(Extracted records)
________

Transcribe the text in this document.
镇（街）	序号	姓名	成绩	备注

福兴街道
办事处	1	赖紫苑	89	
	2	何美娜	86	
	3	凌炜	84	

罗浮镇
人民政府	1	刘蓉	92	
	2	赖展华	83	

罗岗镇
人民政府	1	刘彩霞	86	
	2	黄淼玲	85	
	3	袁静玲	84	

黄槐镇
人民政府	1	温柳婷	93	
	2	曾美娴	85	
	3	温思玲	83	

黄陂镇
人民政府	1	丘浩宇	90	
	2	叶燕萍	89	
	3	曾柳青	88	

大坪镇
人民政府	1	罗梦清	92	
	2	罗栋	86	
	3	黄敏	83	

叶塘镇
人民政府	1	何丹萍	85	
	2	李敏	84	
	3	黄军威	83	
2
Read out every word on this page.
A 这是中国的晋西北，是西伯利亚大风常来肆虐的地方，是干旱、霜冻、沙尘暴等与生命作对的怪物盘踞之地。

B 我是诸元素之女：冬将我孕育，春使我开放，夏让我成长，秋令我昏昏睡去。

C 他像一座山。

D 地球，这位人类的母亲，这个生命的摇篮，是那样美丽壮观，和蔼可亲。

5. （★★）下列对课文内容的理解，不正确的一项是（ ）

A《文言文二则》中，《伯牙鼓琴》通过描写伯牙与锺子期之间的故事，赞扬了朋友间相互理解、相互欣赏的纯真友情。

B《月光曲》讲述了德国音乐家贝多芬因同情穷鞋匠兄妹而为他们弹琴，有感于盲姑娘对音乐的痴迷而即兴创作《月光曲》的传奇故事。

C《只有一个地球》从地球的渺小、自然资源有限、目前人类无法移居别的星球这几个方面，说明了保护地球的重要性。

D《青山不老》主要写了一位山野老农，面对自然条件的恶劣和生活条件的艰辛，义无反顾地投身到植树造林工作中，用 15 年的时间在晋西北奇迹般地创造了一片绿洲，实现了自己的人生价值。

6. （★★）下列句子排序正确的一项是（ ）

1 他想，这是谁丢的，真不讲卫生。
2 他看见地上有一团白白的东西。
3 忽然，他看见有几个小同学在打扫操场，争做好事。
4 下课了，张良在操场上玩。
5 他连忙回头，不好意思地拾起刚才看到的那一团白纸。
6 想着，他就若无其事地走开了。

________

Written exercise. Locate the string "this" in the listing above and copy every line where it occurs.

Full answer.
Transcribe the text in this document.
Read out every word on this page.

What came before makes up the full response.